## Given instruction
Can you transcribe the game theory notes below word for word, from start to finish?

## Excerpted passage
Chapter 1: The name of the game

What is a game?

• A "game" can refer to any situation where people interact, from courtship to economics to international politics
• Game theory is concerned with situations where individuals' choices are interdependent, meaning the outcome for each participant depends not only on their own actions but on the actions of others as well
• Game theory works best when people behave rationally, though it can also explain the behavior of mindless animals or companies eliminated by market forces if they act irrationally.

Essential tools and concepts:

• Payoffs represent the outcomes for players, which don't necessarily have to be monetary.
• The theory of revealed preference - basis for understanding player motivation
• Utility is a way to numerically represent preferences, derived from observing choices rather than making psychological assumptions
• Von Neumann's method for measuring utility by assessing the risks a person is willing to take
• Nash equilibrium is where all players make the best reply to others' strategies, meaning no player has an incentive to unilaterally change their strategy.

The 3 key points:

1. Definition and Scope of Game Theory
2. Rationality, Utility, and Revealed Preference
3. Nash Equilibrium as a Central Concept

Mathematical Underpinnings of Nash Equilibrium

"A Nash equilibrium occurs when all the players are simultaneously making a best reply to the strategy choices of the others." Mathematically, this is built on a few components:

1. Players, $ N = \{ 1, 2, ..., n \} $

2. Strategy sets $ S_i $ for each player $ i \in N $. A strategy $ s_i \in S_i $ is a complete plan of action for player i, specifying what they will do in every possible situation or contingency that might arise in the game.

## Data lines
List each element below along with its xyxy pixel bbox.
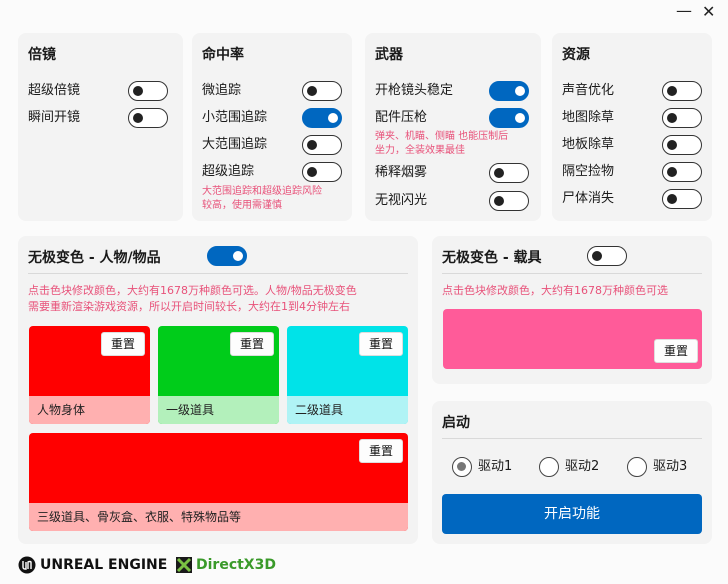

## Result of this task
Chapter 1: The name of the game

What is a game?

• A "game" can refer to any situation where people interact, from courtship to economics to international politics
• Game theory is concerned with situations where individuals' choices are interdependent, meaning the outcome for each participant depends not only on their own actions but on the actions of others as well
• Game theory works best when people behave rationally, though it can also explain the behavior of mindless animals or companies eliminated by market forces if they act irrationally.

Essential tools and concepts:

• Payoffs represent the outcomes for players, which don't necessarily have to be monetary.
• The theory of revealed preference - basis for understanding player motivation
• Utility is a way to numerically represent preferences, derived from observing choices rather than making psychological assumptions
• Von Neumann's method for measuring utility by assessing the risks a person is willing to take
• Nash equilibrium is where all players make the best reply to others' strategies, meaning no player has an incentive to unilaterally change their strategy.

The 3 key points:

1. Definition and Scope of Game Theory
2. Rationality, Utility, and Revealed Preference
3. Nash Equilibrium as a Central Concept

Mathematical Underpinnings of Nash Equilibrium

"A Nash equilibrium occurs when all the players are simultaneously making a best reply to the strategy choices of the others." Mathematically, this is built on a few components:

1. Players, $ N = \{ 1, 2, ..., n \} $

2. Strategy sets $ S_i $ for each player $ i \in N $. A strategy $ s_i \in S_i $ is a complete plan of action for player i, specifying what they will do in every possible situation or contingency that might arise in the game.